(Excerpts from a figure dataset)
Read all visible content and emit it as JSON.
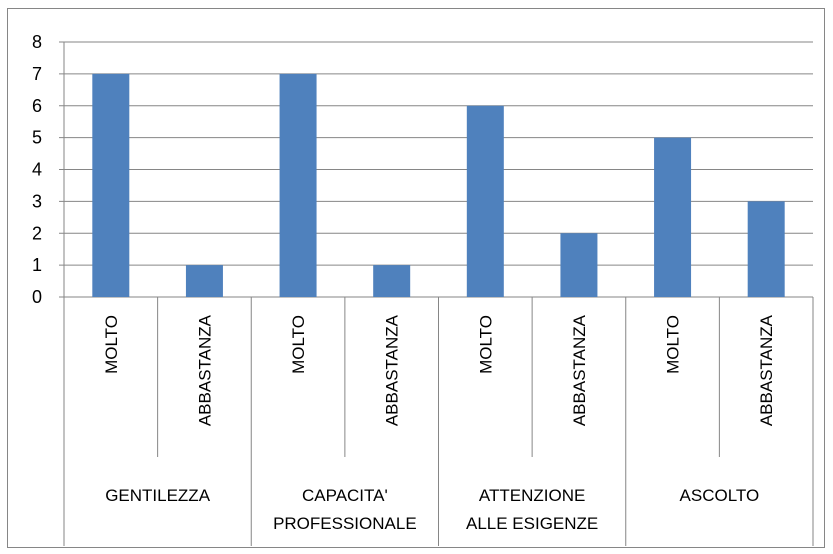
{
  "chart_data": {
    "type": "bar",
    "title": "",
    "xlabel": "",
    "ylabel": "",
    "ylim": [
      0,
      8
    ],
    "yticks": [
      0,
      1,
      2,
      3,
      4,
      5,
      6,
      7,
      8
    ],
    "grid": true,
    "legend": "none",
    "bar_color": "#4F81BD",
    "groups": [
      {
        "label": "GENTILEZZA",
        "label_lines": [
          "GENTILEZZA"
        ],
        "categories": [
          "MOLTO",
          "ABBASTANZA"
        ],
        "values": [
          7,
          1
        ]
      },
      {
        "label": "CAPACITA' PROFESSIONALE",
        "label_lines": [
          "CAPACITA'",
          "PROFESSIONALE"
        ],
        "categories": [
          "MOLTO",
          "ABBASTANZA"
        ],
        "values": [
          7,
          1
        ]
      },
      {
        "label": "ATTENZIONE ALLE ESIGENZE",
        "label_lines": [
          "ATTENZIONE",
          "ALLE ESIGENZE"
        ],
        "categories": [
          "MOLTO",
          "ABBASTANZA"
        ],
        "values": [
          6,
          2
        ]
      },
      {
        "label": "ASCOLTO",
        "label_lines": [
          "ASCOLTO"
        ],
        "categories": [
          "MOLTO",
          "ABBASTANZA"
        ],
        "values": [
          5,
          3
        ]
      }
    ]
  }
}
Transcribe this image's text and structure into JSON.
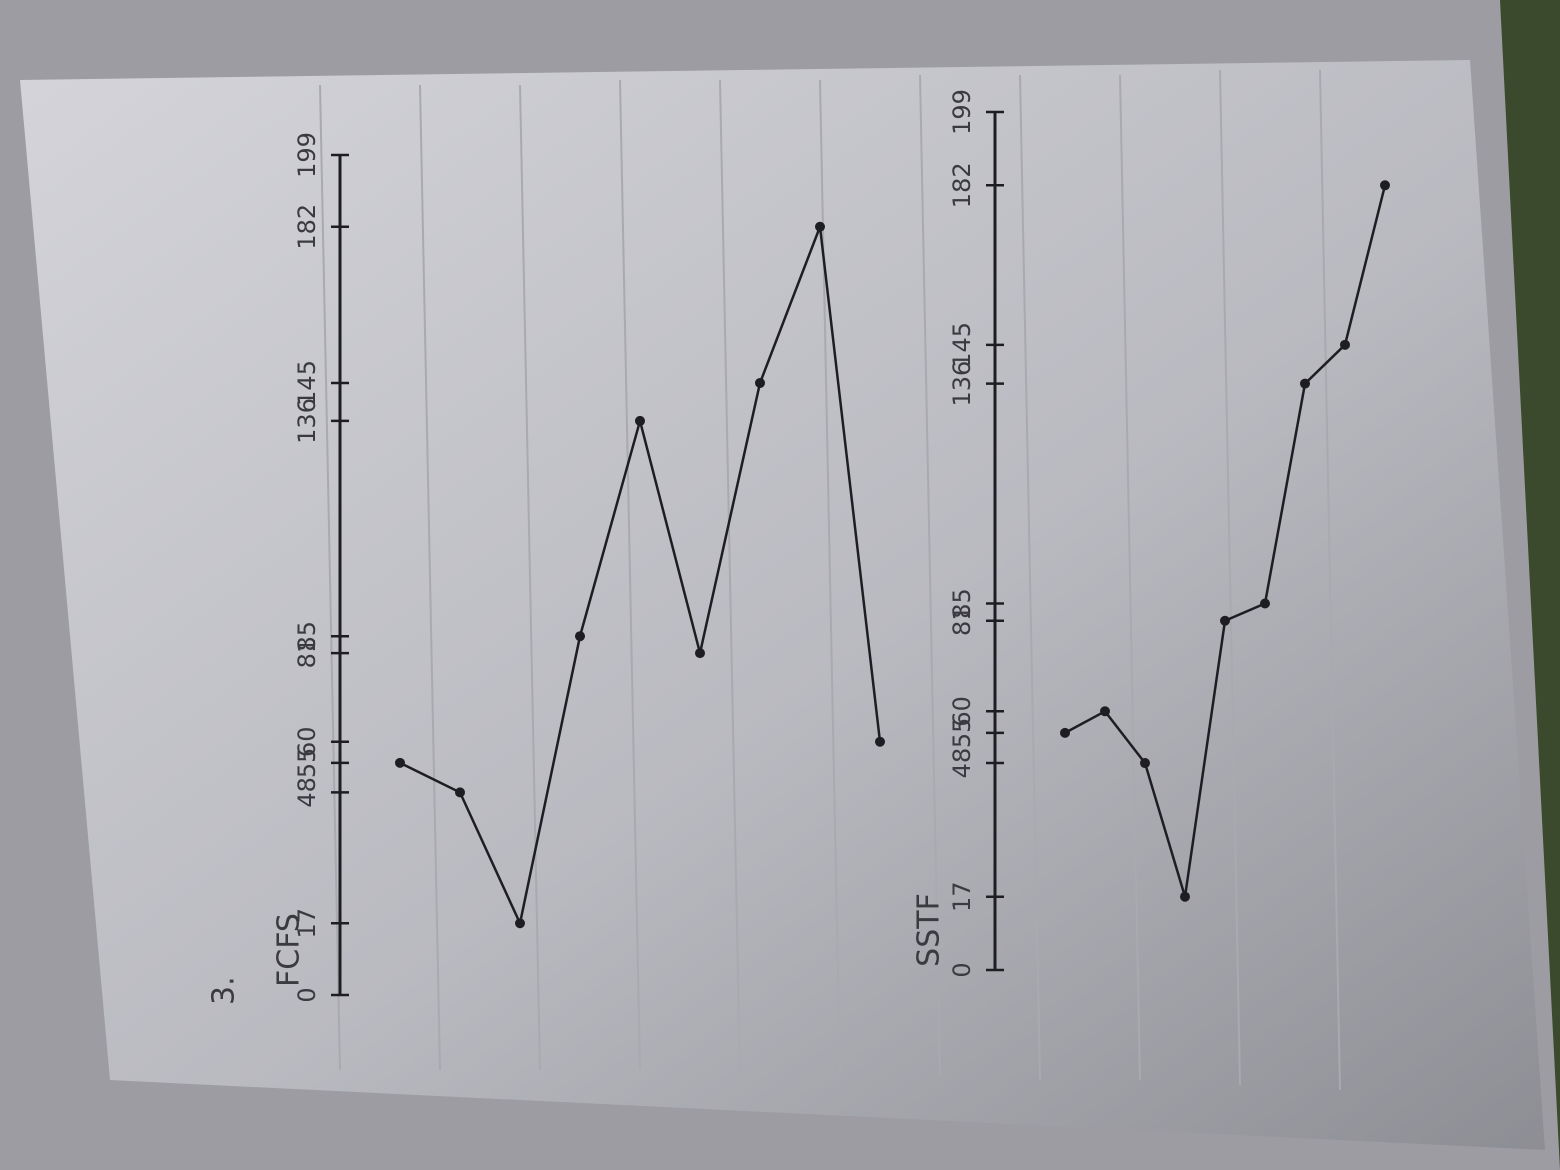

Request
Scan the data for the word "JSON" and copy every line where it shows up.

Solution for this exercise
Read all visible content and emit it as JSON.
Transcribe this image's text and structure into JSON.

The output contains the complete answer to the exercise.